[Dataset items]
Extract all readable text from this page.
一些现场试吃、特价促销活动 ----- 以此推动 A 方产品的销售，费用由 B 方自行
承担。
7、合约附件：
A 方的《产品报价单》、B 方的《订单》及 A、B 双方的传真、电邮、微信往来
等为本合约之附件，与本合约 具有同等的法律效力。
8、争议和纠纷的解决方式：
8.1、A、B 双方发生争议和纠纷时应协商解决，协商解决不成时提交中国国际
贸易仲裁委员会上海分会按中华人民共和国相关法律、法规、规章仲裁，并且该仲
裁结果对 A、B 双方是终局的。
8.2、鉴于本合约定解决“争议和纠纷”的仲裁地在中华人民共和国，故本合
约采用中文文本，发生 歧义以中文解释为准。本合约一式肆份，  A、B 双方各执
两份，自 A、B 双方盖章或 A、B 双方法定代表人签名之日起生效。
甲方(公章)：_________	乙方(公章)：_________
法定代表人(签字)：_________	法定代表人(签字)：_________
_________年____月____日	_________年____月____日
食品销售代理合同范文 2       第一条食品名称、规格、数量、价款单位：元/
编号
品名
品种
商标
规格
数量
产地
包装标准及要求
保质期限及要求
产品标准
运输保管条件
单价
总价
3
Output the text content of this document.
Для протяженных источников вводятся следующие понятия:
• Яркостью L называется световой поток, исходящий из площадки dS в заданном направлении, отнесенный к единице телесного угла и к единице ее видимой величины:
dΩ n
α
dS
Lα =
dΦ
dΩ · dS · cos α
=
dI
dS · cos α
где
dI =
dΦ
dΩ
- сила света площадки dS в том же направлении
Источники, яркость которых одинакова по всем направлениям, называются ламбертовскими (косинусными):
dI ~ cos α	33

- _THE PROBLEM_: Select every line in the material above where the string "направлении" occurs, and copy it.

- _EXPECTED ANSWER_:
• Яркостью L называется световой поток, исходящий из площадки dS в заданном направлении, отнесенный к единице телесного угла и к единице ее видимой величины:
- сила света площадки dS в том же направлении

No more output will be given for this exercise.